# Dataset entries:
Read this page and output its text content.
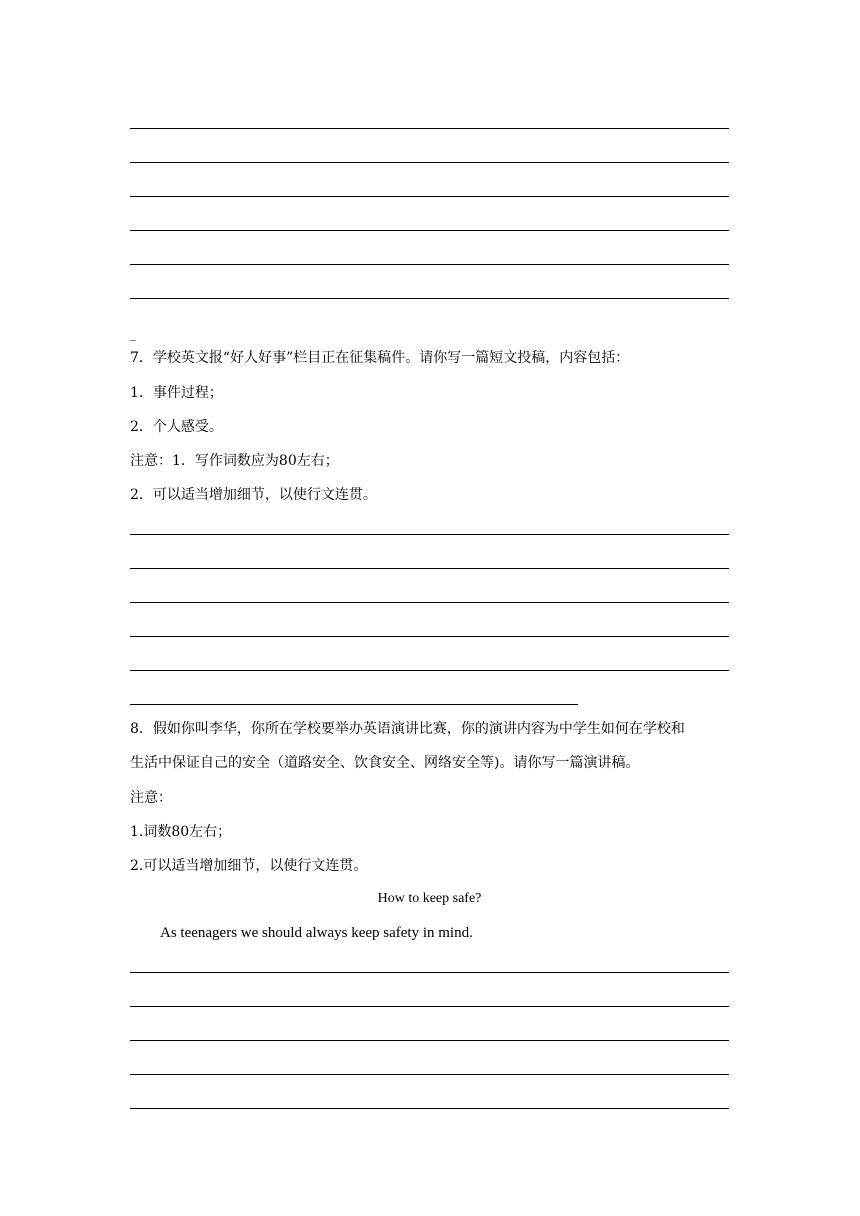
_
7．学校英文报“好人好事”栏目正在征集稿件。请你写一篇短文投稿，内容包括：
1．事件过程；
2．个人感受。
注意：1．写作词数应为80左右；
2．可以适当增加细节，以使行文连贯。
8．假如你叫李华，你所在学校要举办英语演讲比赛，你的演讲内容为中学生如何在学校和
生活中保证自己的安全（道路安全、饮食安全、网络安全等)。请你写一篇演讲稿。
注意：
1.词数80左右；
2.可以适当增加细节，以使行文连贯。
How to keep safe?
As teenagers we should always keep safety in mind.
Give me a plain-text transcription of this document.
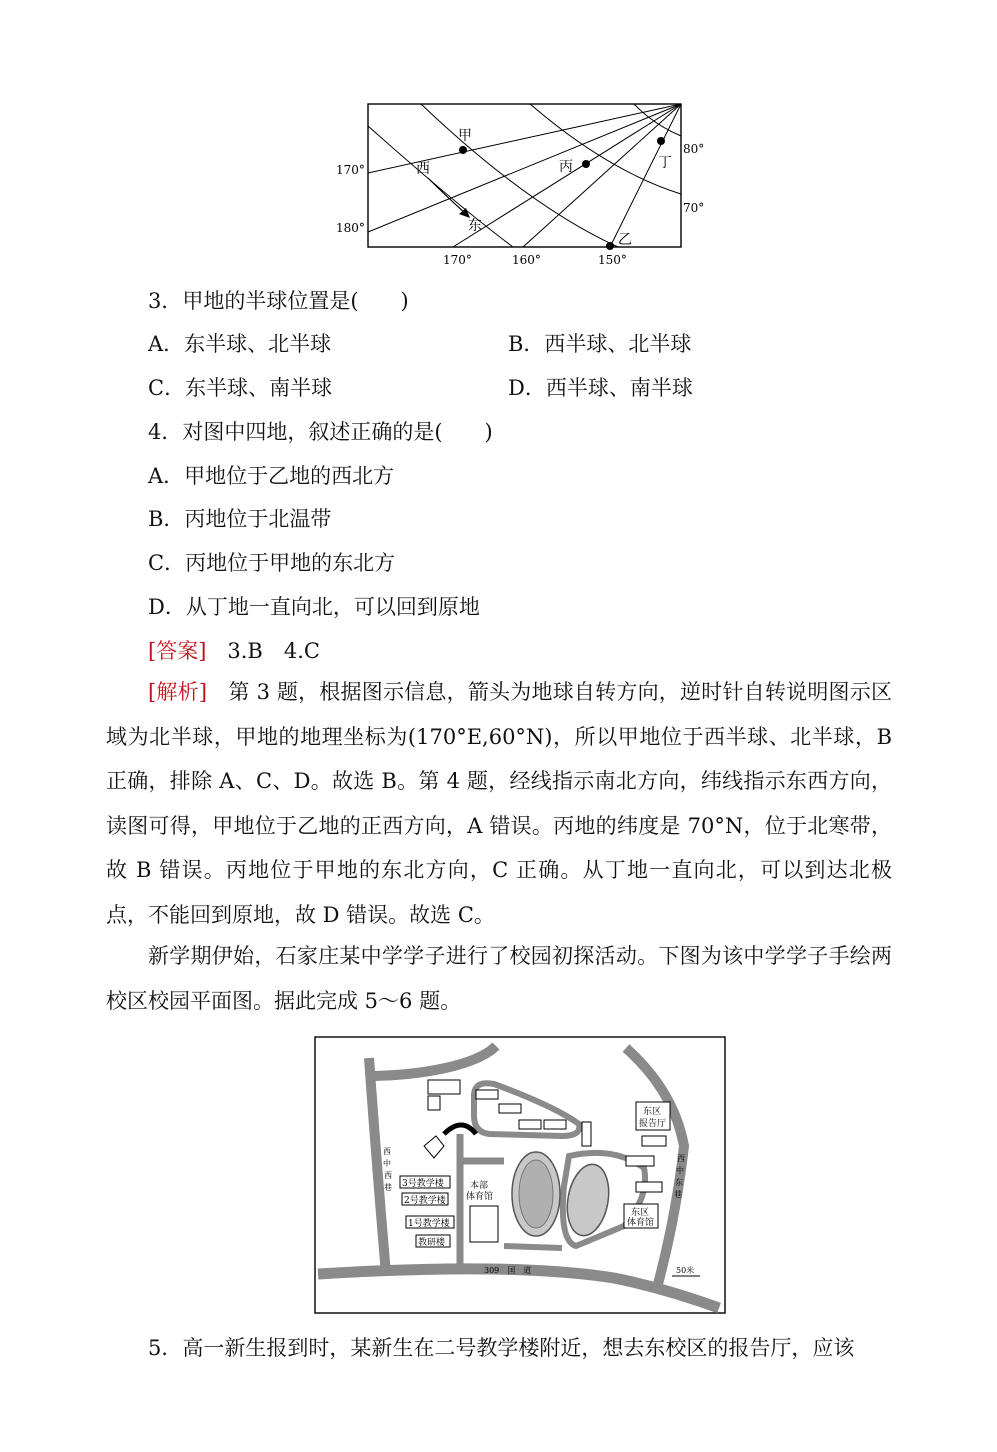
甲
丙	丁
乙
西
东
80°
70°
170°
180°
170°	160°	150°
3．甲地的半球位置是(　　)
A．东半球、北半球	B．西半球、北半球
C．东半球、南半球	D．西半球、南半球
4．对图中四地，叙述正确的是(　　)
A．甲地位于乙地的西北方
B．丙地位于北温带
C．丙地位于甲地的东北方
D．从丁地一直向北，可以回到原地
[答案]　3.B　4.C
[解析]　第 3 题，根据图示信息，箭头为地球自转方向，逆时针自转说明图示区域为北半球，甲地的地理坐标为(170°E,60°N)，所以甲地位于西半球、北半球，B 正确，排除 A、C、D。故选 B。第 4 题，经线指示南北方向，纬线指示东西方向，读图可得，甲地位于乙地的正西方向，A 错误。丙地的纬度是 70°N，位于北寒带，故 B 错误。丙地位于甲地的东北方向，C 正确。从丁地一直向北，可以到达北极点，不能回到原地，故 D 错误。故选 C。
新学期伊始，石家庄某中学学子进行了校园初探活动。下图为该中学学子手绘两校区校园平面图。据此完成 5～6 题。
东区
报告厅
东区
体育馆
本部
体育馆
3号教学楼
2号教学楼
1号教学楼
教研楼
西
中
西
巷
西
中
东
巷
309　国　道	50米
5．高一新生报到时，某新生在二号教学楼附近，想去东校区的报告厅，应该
* * *
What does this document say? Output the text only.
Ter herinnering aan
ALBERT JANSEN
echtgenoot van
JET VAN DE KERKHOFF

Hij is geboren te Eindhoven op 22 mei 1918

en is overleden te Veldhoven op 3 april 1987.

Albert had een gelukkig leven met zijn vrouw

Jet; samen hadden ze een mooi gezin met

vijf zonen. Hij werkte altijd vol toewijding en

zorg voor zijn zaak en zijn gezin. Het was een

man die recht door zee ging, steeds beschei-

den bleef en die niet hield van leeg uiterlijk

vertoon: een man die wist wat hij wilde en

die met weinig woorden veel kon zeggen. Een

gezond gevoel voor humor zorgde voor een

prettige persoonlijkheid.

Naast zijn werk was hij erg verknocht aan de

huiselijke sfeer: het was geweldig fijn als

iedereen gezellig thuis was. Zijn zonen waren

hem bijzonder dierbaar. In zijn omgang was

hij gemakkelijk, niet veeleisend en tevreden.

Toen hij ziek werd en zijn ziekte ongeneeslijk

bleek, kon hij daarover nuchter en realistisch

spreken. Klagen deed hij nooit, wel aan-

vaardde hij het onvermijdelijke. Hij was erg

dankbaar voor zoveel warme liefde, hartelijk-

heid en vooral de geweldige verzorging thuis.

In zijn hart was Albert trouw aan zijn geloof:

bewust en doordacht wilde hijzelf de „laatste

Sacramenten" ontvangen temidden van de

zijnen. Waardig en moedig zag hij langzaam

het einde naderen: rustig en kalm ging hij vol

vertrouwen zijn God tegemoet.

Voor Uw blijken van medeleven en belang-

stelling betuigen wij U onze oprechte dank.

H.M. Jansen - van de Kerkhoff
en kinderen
* * *
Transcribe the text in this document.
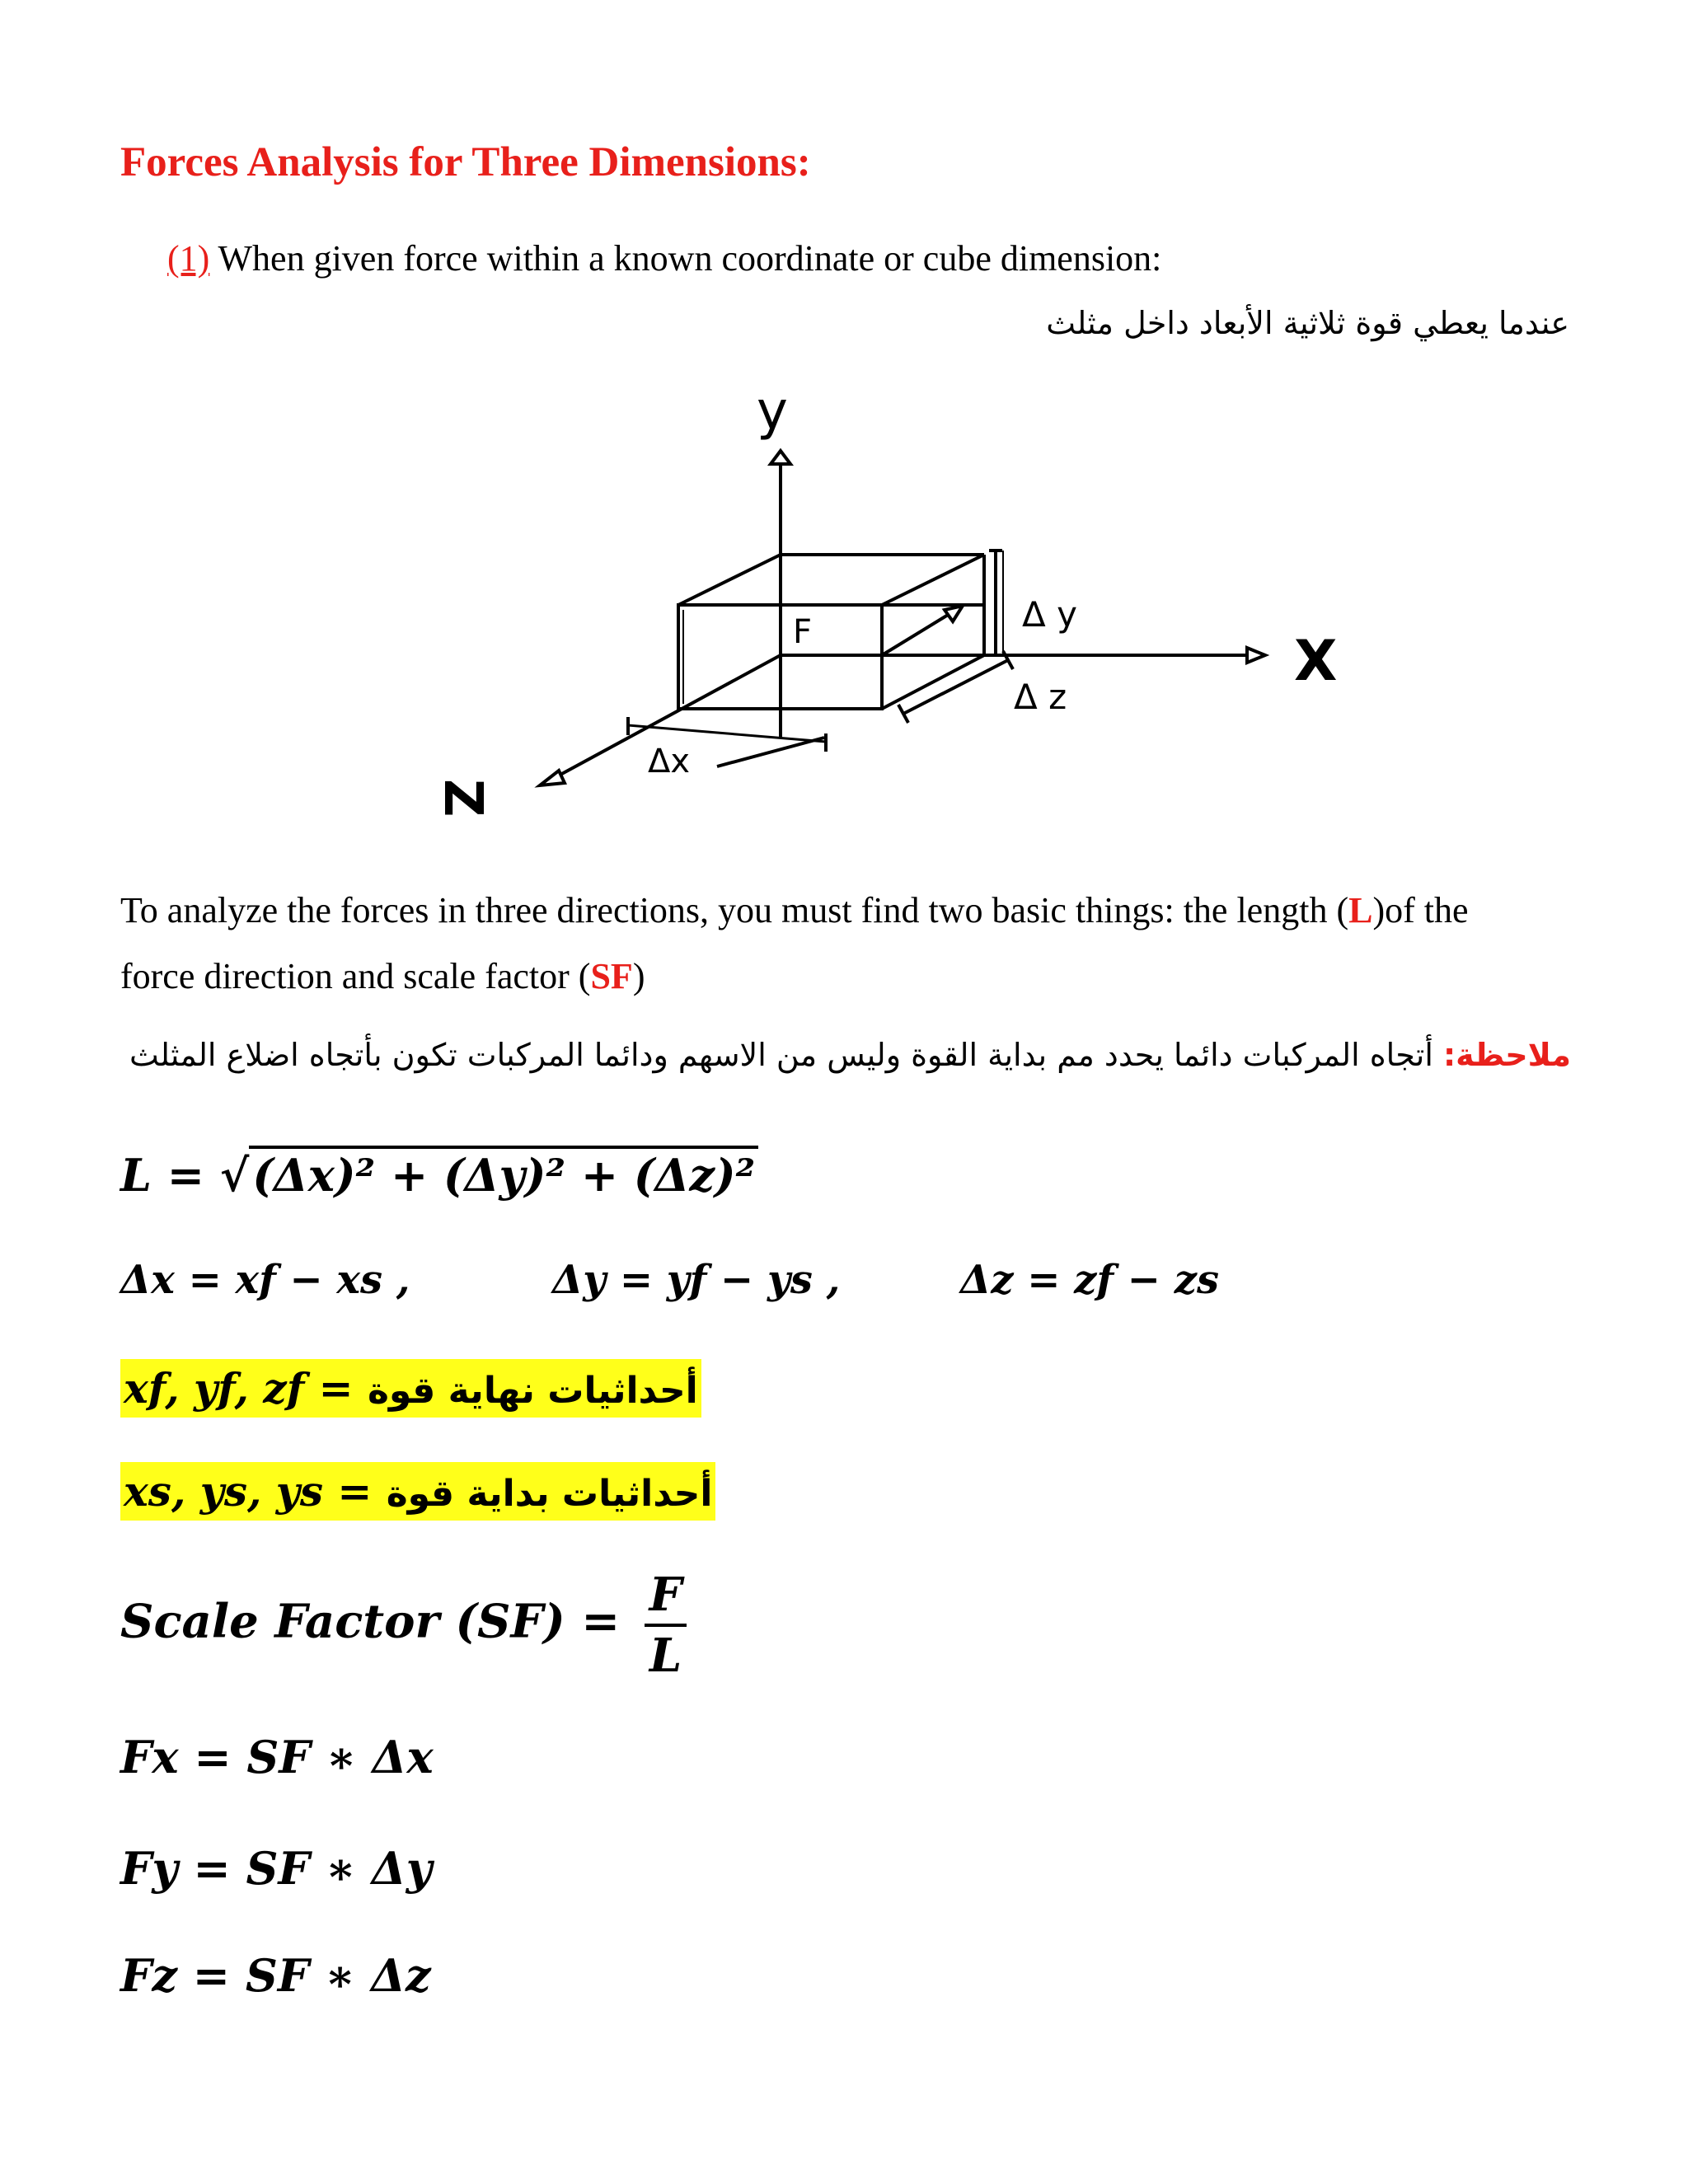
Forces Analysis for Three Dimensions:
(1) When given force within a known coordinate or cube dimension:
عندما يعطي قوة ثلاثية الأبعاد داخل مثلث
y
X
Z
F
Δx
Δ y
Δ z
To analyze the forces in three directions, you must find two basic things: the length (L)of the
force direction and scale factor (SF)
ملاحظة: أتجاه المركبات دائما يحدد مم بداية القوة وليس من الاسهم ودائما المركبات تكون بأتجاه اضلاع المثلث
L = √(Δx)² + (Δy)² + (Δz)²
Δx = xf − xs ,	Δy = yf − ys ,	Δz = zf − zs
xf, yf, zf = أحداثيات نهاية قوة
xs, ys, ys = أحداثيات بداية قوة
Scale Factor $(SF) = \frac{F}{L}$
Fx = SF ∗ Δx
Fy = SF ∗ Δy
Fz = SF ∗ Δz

# Set exercise:
From the entries above, return each line with the word "gezin" in it.

# Exercise output:
Jet; samen hadden ze een mooi gezin met
zorg voor zijn zaak en zijn gezin. Het was een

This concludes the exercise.